Exercise >> Quote the records beneath, complete and exact. Leave out images.

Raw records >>
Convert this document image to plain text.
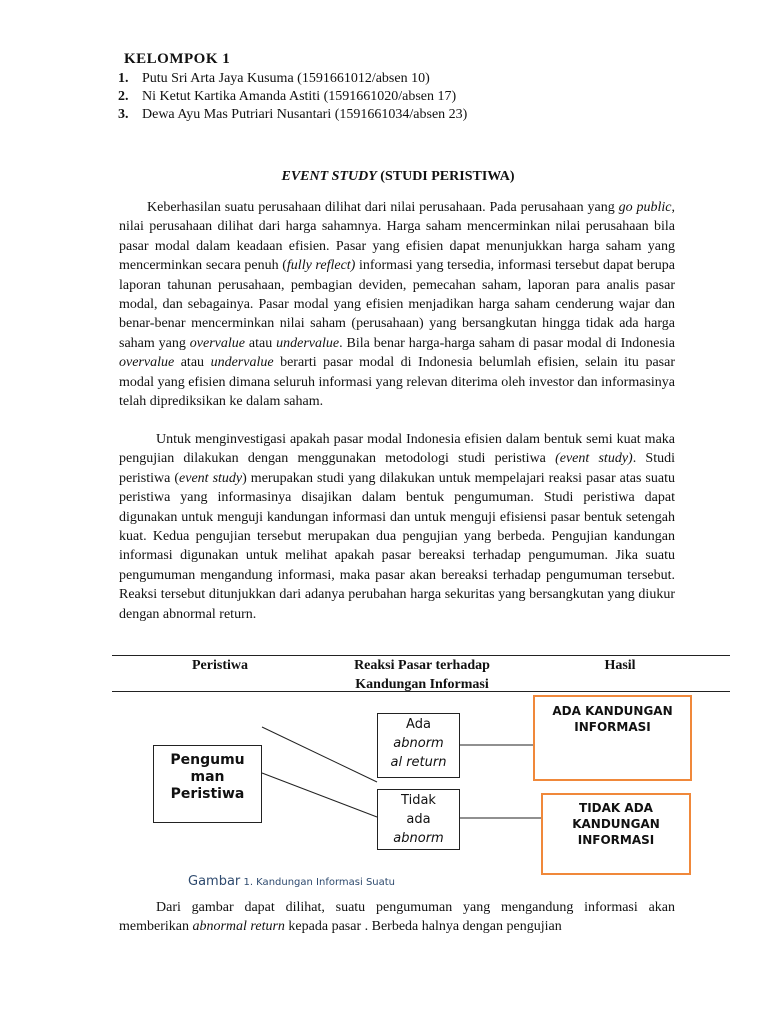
KELOMPOK 1
1. Putu Sri Arta Jaya Kusuma (1591661012/absen 10)
2. Ni Ketut Kartika Amanda Astiti (1591661020/absen 17)
3. Dewa Ayu Mas Putriari Nusantari (1591661034/absen 23)
EVENT STUDY (STUDI PERISTIWA)

Keberhasilan suatu perusahaan dilihat dari nilai perusahaan. Pada perusahaan yang go public, nilai perusahaan dilihat dari harga sahamnya. Harga saham mencerminkan nilai perusahaan bila pasar modal dalam keadaan efisien. Pasar yang efisien dapat menunjukkan harga saham yang mencerminkan secara penuh (fully reflect) informasi yang tersedia, informasi tersebut dapat berupa laporan tahunan perusahaan, pembagian deviden, pemecahan saham, laporan para analis pasar modal, dan sebagainya. Pasar modal yang efisien menjadikan harga saham cenderung wajar dan benar-benar mencerminkan nilai saham (perusahaan) yang bersangkutan hingga tidak ada harga saham yang overvalue atau undervalue. Bila benar harga-harga saham di pasar modal di Indonesia overvalue atau undervalue berarti pasar modal di Indonesia belumlah efisien, selain itu pasar modal yang efisien dimana seluruh informasi yang relevan diterima oleh investor dan informasinya telah diprediksikan ke dalam saham.

Untuk menginvestigasi apakah pasar modal Indonesia efisien dalam bentuk semi kuat maka pengujian dilakukan dengan menggunakan metodologi studi peristiwa (event study). Studi peristiwa (event study) merupakan studi yang dilakukan untuk mempelajari reaksi pasar atas suatu peristiwa yang informasinya disajikan dalam bentuk pengumuman. Studi peristiwa dapat digunakan untuk menguji kandungan informasi dan untuk menguji efisiensi pasar bentuk setengah kuat. Kedua pengujian tersebut merupakan dua pengujian yang berbeda. Pengujian kandungan informasi digunakan untuk melihat apakah pasar bereaksi terhadap pengumuman. Jika suatu pengumuman mengandung informasi, maka pasar akan bereaksi terhadap pengumuman tersebut. Reaksi tersebut ditunjukkan dari adanya perubahan harga sekuritas yang bersangkutan yang diukur dengan abnormal return.

Peristiwa	Reaksi Pasar terhadap
Kandungan Informasi
Hasil
Pengumu
man
Peristiwa
Ada
abnorm
al return
Tidak
ada
abnorm
ADA KANDUNGAN
INFORMASI
TIDAK ADA
KANDUNGAN
INFORMASI
Gambar 1. Kandungan Informasi Suatu

Dari gambar dapat dilihat, suatu pengumuman yang mengandung informasi akan memberikan abnormal return kepada pasar . Berbeda halnya dengan pengujian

Exercise answer >>
Convert this document image to plain text.
KELOMPOK 1
1. Putu Sri Arta Jaya Kusuma (1591661012/absen 10)
2. Ni Ketut Kartika Amanda Astiti (1591661020/absen 17)
3. Dewa Ayu Mas Putriari Nusantari (1591661034/absen 23)
EVENT STUDY (STUDI PERISTIWA)

Keberhasilan suatu perusahaan dilihat dari nilai perusahaan. Pada perusahaan yang go public, nilai perusahaan dilihat dari harga sahamnya. Harga saham mencerminkan nilai perusahaan bila pasar modal dalam keadaan efisien. Pasar yang efisien dapat menunjukkan harga saham yang mencerminkan secara penuh (fully reflect) informasi yang tersedia, informasi tersebut dapat berupa laporan tahunan perusahaan, pembagian deviden, pemecahan saham, laporan para analis pasar modal, dan sebagainya. Pasar modal yang efisien menjadikan harga saham cenderung wajar dan benar-benar mencerminkan nilai saham (perusahaan) yang bersangkutan hingga tidak ada harga saham yang overvalue atau undervalue. Bila benar harga-harga saham di pasar modal di Indonesia overvalue atau undervalue berarti pasar modal di Indonesia belumlah efisien, selain itu pasar modal yang efisien dimana seluruh informasi yang relevan diterima oleh investor dan informasinya telah diprediksikan ke dalam saham.

Untuk menginvestigasi apakah pasar modal Indonesia efisien dalam bentuk semi kuat maka pengujian dilakukan dengan menggunakan metodologi studi peristiwa (event study). Studi peristiwa (event study) merupakan studi yang dilakukan untuk mempelajari reaksi pasar atas suatu peristiwa yang informasinya disajikan dalam bentuk pengumuman. Studi peristiwa dapat digunakan untuk menguji kandungan informasi dan untuk menguji efisiensi pasar bentuk setengah kuat. Kedua pengujian tersebut merupakan dua pengujian yang berbeda. Pengujian kandungan informasi digunakan untuk melihat apakah pasar bereaksi terhadap pengumuman. Jika suatu pengumuman mengandung informasi, maka pasar akan bereaksi terhadap pengumuman tersebut. Reaksi tersebut ditunjukkan dari adanya perubahan harga sekuritas yang bersangkutan yang diukur dengan abnormal return.

Peristiwa	Reaksi Pasar terhadap
Kandungan Informasi
Hasil
Pengumu
man
Peristiwa
Ada
abnorm
al return
Tidak
ada
abnorm
ADA KANDUNGAN
INFORMASI
TIDAK ADA
KANDUNGAN
INFORMASI
Gambar 1. Kandungan Informasi Suatu

Dari gambar dapat dilihat, suatu pengumuman yang mengandung informasi akan memberikan abnormal return kepada pasar . Berbeda halnya dengan pengujian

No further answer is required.